— START OF READING TEXT —

For a good sample employee offer letter, see 13 Key Employment Issues for Startup and Emerging Companies.
12. Make Sure All Employees Sign a Confidentiality and Invention Assignment Agreement
Companies pay employees to come up with ideas, work product, and inventions that may be useful to the business. Employees have access to a good deal of their company’s confidential information, which can be very valuable, especially in technology companies.
One basic way to protect proprietary company information is through the use of a Confidentiality and Invention Assignment Agreement. This type of agreement deals with confidentiality issues, but can also ensure that the ideas, work product, and inventions the employee creates that are related to company business belong to the company—not the employee.
A good Employee Confidentiality and Invention Assignment Agreement will cover the following key points:
The employee may not use or disclose any of the company’s confidential information for their own benefit or use, or for the benefit of others, without authorization.
The employee must promptly disclose to the company any inventions, ideas, discoveries, and work product related to the company’s business that they make during the period of employment.
The company is the owner of such inventions, ideas, discoveries, and work product, which the employee must assign to the company.

— END OF READING TEXT —
— START OF DATA EXCERPTS —

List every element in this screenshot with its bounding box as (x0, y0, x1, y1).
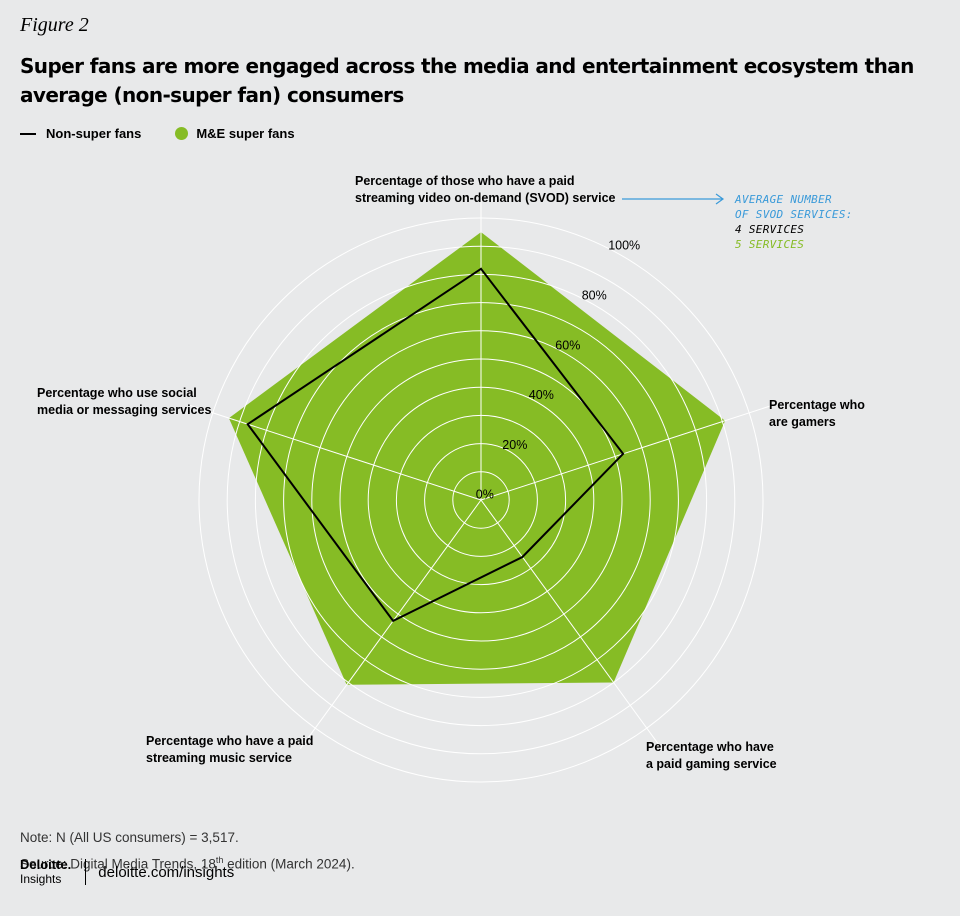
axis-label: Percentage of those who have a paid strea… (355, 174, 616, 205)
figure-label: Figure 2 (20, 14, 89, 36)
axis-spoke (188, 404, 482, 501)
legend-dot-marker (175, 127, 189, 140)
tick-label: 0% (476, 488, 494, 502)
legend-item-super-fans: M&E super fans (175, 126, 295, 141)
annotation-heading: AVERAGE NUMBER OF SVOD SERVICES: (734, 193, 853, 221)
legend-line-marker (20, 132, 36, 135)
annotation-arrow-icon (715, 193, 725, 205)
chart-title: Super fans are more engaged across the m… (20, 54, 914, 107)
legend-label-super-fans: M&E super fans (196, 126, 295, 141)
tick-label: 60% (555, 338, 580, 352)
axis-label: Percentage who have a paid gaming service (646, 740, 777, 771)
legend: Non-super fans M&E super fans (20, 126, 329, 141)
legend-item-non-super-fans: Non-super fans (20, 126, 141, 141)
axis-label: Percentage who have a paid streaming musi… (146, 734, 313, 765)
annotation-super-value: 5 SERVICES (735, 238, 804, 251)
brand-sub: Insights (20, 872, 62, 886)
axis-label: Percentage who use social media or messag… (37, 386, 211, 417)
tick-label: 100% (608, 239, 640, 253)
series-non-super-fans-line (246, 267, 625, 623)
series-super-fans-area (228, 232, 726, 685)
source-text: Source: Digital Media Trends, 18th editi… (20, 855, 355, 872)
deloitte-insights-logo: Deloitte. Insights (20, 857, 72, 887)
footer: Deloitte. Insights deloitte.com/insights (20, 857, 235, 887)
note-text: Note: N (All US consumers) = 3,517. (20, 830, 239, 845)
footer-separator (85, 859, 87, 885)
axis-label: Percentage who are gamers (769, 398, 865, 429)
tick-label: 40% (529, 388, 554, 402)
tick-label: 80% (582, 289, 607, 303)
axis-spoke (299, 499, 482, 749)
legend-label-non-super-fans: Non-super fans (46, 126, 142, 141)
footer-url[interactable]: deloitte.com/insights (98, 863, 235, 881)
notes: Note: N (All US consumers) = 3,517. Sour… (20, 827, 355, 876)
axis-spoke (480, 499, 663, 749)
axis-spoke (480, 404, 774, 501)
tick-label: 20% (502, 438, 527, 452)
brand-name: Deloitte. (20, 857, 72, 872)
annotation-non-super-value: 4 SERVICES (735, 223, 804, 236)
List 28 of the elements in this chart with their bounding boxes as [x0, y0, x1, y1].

— END OF DATA EXCERPTS —

## DIRECTIVES
[1] In the text on confidentiality and invention assignment agreements, who owns the inventions, ideas, discoveries, and work product an employee creates that relate to company business?
[2] Continue the text on confidentiality and invention assignment agreements from its last sentence.

## ANSWERS
[1] The company owns them, and the employee must assign them to the company.

[2]
The employee’s employment with the company does not and will not breach any agreement or duty that the employee has with anyone else, nor may the employee disclose to the company or use on its behalf any confidential information belonging to others.
Upon termination of employment, the employee must return any and all confidential information and company property.
While employed, the employee will not compete with the company or perform any services for any competitor of the company.
The employee’s confidentiality and invention assignment obligations under the agreement will continue after termination of employment.
The agreement does not by itself represent any guarantee of continued employment.
Venture capitalists and other investors in startups expect to see that all employees of the company have signed these kinds of agreements. In an M&A transaction in which the company is sold, the buyer’s due diligence team will also be looking for these agreements signed by all employees.
A sample form of Employee Confidentiality and Invention Assignment Agreement can be found at the Forms & Agreements section of AllBusiness.com.
Similarly, it will be appropriate that all consultants of the company also sign a Confidentiality and Invention Assignment Agreement. See Key Issues with Confidentiality and Invention Assignment Agreements with Consultants.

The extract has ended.